→ Teks yang Disediakan
>>

Pembaca yang semoga dirahmati Allah, Allah memerintahkan umat Islam untuk berbuat baik kepada istri sebagaimana tersebut di dalam penggalan ayat yang terdapat di dalam buku nikah, wa āsyirūhunna bil ma’rūf. Apa yang dimaksud mu’asyarah bil ma’rūf?
STATUS WANITA SEBELUM ISLAM
Pembaca yang budiman, di masa jahiliah, wanita dianggap sebagai properti, benda, atau harta benda yang bisa diwariskan kepada seseorang apabila suaminya meninggal.
Ketika menjelaskan firman Allah ta’ala:
Arti: “Wahai orang-orang yang beriman, tidak halal bagi kalian mewarisi wanita (menjadikannya seperti barang warisan) dengan pemaksaan,” (QS An-Nisa: 19).
Imam As-Suyuti berkata:
Dulu di zaman jahiliah, para wanita diwariskan kepada kerabat-kerabat suaminya (apabila suaminya meninggal dunia).
Ada 4 skenario mewarisi para wanita ini:
- Jika ahli waris itu mau, dia akan menikahi wanita tersebut tanpa mahar.
- Mereka menikahinya, lalu mengambil mahar dari suaminya (yang sudah mati)
- Melarang mereka menikah, sampai mereka menebus dirinya sendiri dengan mahar dari mantan suaminya.
- Membiarkan mereka mati, agar harta mereka bisa dikuasai (dimiliki), (Tafsir Jalalain).
Jahat sekali, bukan? Nah, tradisi ini terus berlangsung hingga Islam datang di masa-masa awal, lalu kemudian dihapus dengan ayat 19 Qur’an Surat An-Nisa. Seperti itulah status wanita sebelum datang Islam.
TAFSIR MU’ASYARAH BIL MA’RŪF
Pembaca rahimakumullah, Islam datang dengan memuliakan status wanita. Allah berfirman, dan inilah yang akan menjadi fokus pembahasan kita kali ini:
Arti: “Pergaulilah mereka secara baik,” (QS An-Nisa: 19).
DEFINISI MU’ASYARAH DAN MA’RŪF
Syaikh Muhammad bin Shalih Al-Utsaimin berkata tentang definisi Mu’asyarah:
Maknanya adalah suami yang bersahabat, bermuamalah, dan bergaul dengan cara yang makruf. Lalu apa itu makruf?
Ma’ruf di sini maksudnya sesuai dan ditentukan di dalam syariat, bukan adat (yang bertentangan dengan syariat). Jadi, ma’ruf adalah apa yang ditetapkan di dalam syariat. Jika syariat menetapkan sesuatu, maka itu ma’ruf, dan jika syariat mengingkari sesuatu, maka itu adalah kemungkaran, meskipun manusia menjadikannya adat, (Syarah Riyadhus Shalihin li ibni Utsaimin: 4/144).

<<

→ Ketentuan Tugas
1) Sunting listing mulai dari baris pertama hingga baris yang memuat "menu-item-label: 刷新(F) [136, 309, 177, 323]", kedua ujungnya termasuk. Ganti "menu-separator" dengan "menu-divider" dan biarkan bagian lain apa adanya.
2) Teruskan tulisan tentang mu’asyarah bil ma’rūf mulai dari kalimat terakhirnya.
Teks dan listing ini berdiri sendiri dan tidak saling berhubungan.

(Listing sumber)
>>

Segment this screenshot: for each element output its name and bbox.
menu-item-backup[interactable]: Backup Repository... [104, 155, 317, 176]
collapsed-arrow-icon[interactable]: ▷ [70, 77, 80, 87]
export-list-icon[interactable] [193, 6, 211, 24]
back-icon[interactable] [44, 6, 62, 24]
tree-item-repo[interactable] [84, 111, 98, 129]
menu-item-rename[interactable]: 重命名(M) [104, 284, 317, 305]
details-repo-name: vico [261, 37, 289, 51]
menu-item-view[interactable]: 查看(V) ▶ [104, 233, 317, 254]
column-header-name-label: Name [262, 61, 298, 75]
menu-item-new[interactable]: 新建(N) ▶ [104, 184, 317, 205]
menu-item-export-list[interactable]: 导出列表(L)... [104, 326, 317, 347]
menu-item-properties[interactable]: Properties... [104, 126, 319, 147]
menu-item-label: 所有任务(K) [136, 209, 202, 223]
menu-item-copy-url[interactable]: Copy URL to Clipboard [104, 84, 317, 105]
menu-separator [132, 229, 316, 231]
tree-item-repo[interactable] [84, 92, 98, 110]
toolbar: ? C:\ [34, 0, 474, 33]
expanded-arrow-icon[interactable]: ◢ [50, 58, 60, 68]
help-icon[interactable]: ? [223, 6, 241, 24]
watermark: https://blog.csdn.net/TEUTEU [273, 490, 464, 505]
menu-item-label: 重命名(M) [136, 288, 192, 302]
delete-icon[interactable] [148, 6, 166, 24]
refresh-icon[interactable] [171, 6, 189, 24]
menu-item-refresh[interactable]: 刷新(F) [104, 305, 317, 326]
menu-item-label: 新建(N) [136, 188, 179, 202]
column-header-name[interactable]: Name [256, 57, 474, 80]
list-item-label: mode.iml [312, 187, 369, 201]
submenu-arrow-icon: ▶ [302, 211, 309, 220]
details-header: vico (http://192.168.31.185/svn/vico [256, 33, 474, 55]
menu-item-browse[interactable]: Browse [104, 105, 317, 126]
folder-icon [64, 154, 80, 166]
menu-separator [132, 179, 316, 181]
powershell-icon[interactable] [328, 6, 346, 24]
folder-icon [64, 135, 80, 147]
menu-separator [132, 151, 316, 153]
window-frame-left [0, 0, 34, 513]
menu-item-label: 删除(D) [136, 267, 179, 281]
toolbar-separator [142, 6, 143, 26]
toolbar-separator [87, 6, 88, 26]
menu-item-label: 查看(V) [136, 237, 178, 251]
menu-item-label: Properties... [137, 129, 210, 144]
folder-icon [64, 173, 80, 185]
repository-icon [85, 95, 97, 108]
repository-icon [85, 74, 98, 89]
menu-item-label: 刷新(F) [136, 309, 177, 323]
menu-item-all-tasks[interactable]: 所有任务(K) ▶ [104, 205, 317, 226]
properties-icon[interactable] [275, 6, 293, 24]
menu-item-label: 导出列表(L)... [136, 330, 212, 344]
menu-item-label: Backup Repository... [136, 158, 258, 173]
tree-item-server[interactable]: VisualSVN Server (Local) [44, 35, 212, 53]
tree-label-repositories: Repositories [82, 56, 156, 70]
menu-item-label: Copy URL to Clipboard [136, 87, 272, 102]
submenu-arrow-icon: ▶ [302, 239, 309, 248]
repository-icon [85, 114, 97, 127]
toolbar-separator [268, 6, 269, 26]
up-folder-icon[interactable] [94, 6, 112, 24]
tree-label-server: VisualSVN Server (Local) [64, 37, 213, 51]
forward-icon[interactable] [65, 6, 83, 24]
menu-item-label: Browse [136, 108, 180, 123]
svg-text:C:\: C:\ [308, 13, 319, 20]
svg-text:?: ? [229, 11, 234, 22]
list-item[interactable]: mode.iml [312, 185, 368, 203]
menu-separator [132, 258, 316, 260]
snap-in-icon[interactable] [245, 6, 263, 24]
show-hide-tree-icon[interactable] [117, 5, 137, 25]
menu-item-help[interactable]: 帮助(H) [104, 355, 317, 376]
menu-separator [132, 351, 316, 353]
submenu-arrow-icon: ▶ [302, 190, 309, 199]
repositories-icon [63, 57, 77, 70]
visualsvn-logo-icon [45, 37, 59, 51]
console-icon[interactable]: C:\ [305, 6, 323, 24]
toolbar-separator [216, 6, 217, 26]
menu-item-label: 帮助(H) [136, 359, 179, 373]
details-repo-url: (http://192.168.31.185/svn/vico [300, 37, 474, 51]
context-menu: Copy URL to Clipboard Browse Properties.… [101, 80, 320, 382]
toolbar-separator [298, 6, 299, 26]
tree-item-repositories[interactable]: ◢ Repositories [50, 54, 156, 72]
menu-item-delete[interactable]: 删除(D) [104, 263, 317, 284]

<<

→ Jawaban
1)
Segment this screenshot: for each element output its name and bbox.
menu-item-backup[interactable]: Backup Repository... [104, 155, 317, 176]
collapsed-arrow-icon[interactable]: ▷ [70, 77, 80, 87]
export-list-icon[interactable] [193, 6, 211, 24]
back-icon[interactable] [44, 6, 62, 24]
tree-item-repo[interactable] [84, 111, 98, 129]
menu-item-rename[interactable]: 重命名(M) [104, 284, 317, 305]
details-repo-name: vico [261, 37, 289, 51]
menu-item-view[interactable]: 查看(V) ▶ [104, 233, 317, 254]
column-header-name-label: Name [262, 61, 298, 75]
menu-item-new[interactable]: 新建(N) ▶ [104, 184, 317, 205]
menu-item-export-list[interactable]: 导出列表(L)... [104, 326, 317, 347]
menu-item-properties[interactable]: Properties... [104, 126, 319, 147]
menu-item-label: 所有任务(K) [136, 209, 202, 223]
menu-item-copy-url[interactable]: Copy URL to Clipboard [104, 84, 317, 105]
menu-divider [132, 229, 316, 231]
tree-item-repo[interactable] [84, 92, 98, 110]
toolbar: ? C:\ [34, 0, 474, 33]
expanded-arrow-icon[interactable]: ◢ [50, 58, 60, 68]
help-icon[interactable]: ? [223, 6, 241, 24]
watermark: https://blog.csdn.net/TEUTEU [273, 490, 464, 505]
menu-item-label: 重命名(M) [136, 288, 192, 302]
delete-icon[interactable] [148, 6, 166, 24]
refresh-icon[interactable] [171, 6, 189, 24]
menu-item-refresh[interactable]: 刷新(F) [104, 305, 317, 326]
menu-item-label: 新建(N) [136, 188, 179, 202]
column-header-name[interactable]: Name [256, 57, 474, 80]
list-item-label: mode.iml [312, 187, 369, 201]
submenu-arrow-icon: ▶ [302, 211, 309, 220]
details-header: vico (http://192.168.31.185/svn/vico [256, 33, 474, 55]
menu-item-browse[interactable]: Browse [104, 105, 317, 126]
folder-icon [64, 154, 80, 166]
menu-divider [132, 179, 316, 181]
powershell-icon[interactable] [328, 6, 346, 24]
folder-icon [64, 135, 80, 147]
menu-divider [132, 151, 316, 153]
window-frame-left [0, 0, 34, 513]
menu-item-label: 删除(D) [136, 267, 179, 281]
toolbar-separator [142, 6, 143, 26]
toolbar-separator [87, 6, 88, 26]
menu-item-label: 查看(V) [136, 237, 178, 251]
menu-item-label: Properties... [137, 129, 210, 144]
folder-icon [64, 173, 80, 185]
repository-icon [85, 95, 97, 108]
repository-icon [85, 74, 98, 89]
menu-item-label: 刷新(F) [136, 309, 177, 323]

2)
MAKNA MUASYARAH BIN MA’RUF
Imam Ibnu Katsir berkata tentang ayat ini:
Perbaguslah perkataan kalian kepada mereka, perbaguslah perbuatan kalian kepada mereka, sesuai kemampuan kalian, sebagaimana kalian suka mereka berbuat baik kepada kalian, hendaknya kalian juga berbuat baik kepada mereka, (Tafsir Ibnu Katsir).
SEBAB KETENANGAN JIWA DAN KEBAHAGIAAN HIDUP
Tidak bisa dipungkiri, suami yang memusuhi istri, atau istri yang memusuhi suami, ini adalah sebab kesempitan hidup. Maka sebaliknya, akur dengan istri adalah sebab ketenangan bagi jiwa dan kebahagiaan hidup. Itulah mengapa Imam Al-Qurtubi berkata:
Ketika seorang lelaki mengikat wanita dengan pernikahan, Allah memerintahkan suami untuk bergaul dengan istrinya dengan cara yang baik. Sehingga dari situ timbul ikatan di antara keduanya dan muncullah persahabatan yang baik.
Karena hal itu (akur dengan pasangan) akan membuat jiwa lebih tenang dan hidup lebih bahagia, (Tafsir Al-Qurtubi).
Syaikh Muhammad bin Shalih Al-Utsaimin berkata:
Jika setiap manusia bergaul dengan istrinya dengan cara yang makruf, dan istrinya juga seperti itu, akan bersemailah rasa cinta dan keharmonisan, serta akan terwujudlah kehidupan pernikahan yang bahagia, (Fatwa Nur Ala Darbi li Ibni Utsaimin: Jilid 4/Hal. 2).
APLIKASI MU’ASYARAH BIN MA’RUF
Berikut kami nukilkan beberapa penjelasan ulama tentang cara menerapkan mu’asyarah bil ma’ruf.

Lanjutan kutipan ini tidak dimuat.